_What you will do_.
Lines containing the string "this" are to be counted; report the number and nothing more.

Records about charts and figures
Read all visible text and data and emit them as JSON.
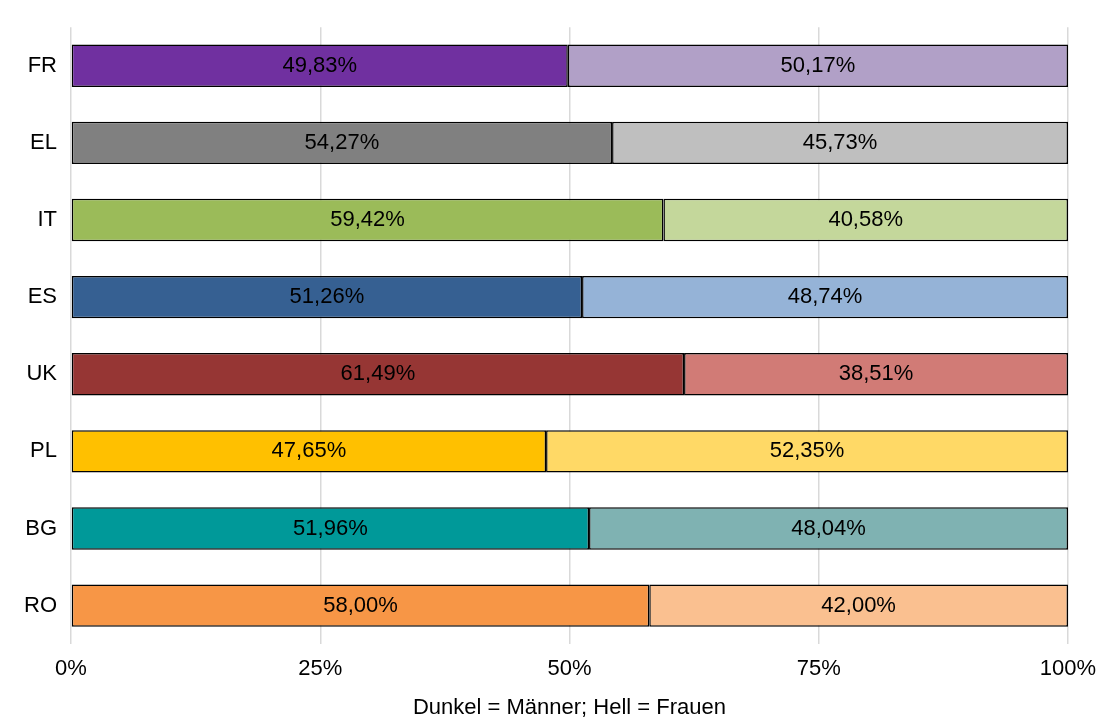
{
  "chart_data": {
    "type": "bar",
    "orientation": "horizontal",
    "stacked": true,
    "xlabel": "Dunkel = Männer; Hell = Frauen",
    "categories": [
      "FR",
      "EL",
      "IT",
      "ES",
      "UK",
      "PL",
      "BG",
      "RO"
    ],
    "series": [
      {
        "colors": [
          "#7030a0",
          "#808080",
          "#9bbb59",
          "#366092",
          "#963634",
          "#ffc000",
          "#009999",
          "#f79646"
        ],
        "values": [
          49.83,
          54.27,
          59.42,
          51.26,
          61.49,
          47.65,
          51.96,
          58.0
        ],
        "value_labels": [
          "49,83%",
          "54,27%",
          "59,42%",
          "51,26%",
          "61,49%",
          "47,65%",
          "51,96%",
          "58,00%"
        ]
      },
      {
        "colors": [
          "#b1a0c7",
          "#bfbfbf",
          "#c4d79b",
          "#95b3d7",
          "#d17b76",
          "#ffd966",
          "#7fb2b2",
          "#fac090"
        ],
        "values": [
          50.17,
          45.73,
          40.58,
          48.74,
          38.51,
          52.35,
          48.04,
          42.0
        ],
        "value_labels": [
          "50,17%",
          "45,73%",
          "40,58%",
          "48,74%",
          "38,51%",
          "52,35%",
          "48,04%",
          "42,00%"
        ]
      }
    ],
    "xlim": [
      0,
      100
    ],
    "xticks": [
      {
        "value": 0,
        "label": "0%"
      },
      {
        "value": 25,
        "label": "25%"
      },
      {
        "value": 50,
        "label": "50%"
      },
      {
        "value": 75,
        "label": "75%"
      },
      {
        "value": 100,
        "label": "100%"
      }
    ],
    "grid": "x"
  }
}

==

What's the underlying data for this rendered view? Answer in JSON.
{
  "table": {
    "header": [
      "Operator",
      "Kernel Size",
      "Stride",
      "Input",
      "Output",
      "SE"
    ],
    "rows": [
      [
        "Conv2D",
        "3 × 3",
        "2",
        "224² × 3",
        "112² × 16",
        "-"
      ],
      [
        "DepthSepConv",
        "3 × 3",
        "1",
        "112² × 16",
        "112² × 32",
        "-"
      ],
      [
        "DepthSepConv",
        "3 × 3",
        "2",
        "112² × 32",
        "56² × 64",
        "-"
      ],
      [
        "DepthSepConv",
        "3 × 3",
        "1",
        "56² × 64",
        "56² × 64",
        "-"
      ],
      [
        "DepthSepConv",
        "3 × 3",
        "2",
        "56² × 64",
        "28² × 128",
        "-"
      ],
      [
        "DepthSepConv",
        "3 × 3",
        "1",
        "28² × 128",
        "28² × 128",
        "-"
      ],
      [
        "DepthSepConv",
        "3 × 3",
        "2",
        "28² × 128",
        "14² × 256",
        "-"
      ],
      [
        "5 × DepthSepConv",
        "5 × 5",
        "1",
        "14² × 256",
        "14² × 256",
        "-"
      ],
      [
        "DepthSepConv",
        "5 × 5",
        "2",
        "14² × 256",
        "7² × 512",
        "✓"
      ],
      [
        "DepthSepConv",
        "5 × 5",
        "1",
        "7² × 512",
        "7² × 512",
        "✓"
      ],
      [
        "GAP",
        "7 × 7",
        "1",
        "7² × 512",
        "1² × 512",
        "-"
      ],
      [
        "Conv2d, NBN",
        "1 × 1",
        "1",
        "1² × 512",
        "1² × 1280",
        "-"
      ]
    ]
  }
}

==

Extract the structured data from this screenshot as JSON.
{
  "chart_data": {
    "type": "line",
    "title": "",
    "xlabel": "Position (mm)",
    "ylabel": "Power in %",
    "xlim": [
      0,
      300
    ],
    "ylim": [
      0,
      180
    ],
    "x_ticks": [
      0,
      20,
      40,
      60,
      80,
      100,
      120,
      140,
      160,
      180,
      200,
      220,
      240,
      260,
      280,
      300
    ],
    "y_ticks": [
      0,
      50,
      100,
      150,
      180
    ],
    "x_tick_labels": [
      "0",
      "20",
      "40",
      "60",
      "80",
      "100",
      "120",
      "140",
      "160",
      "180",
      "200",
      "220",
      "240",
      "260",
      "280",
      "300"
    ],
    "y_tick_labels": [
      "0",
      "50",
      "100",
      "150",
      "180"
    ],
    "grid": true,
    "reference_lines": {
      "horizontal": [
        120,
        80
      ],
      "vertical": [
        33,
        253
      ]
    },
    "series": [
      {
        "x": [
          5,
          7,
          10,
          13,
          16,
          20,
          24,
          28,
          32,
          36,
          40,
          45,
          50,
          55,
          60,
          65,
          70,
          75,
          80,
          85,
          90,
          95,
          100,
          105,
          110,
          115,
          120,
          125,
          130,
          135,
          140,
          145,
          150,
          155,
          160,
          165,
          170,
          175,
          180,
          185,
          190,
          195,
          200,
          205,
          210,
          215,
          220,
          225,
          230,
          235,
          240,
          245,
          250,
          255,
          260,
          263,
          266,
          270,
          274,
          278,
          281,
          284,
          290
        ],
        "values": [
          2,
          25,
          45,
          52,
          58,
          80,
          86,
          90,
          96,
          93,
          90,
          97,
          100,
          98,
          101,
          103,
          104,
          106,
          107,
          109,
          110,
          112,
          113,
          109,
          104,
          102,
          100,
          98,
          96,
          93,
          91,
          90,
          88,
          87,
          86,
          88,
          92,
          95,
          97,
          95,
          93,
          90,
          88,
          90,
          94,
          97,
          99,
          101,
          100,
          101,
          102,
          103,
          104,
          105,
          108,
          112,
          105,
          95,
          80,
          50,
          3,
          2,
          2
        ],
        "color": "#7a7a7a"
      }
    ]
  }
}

_Result below_.
2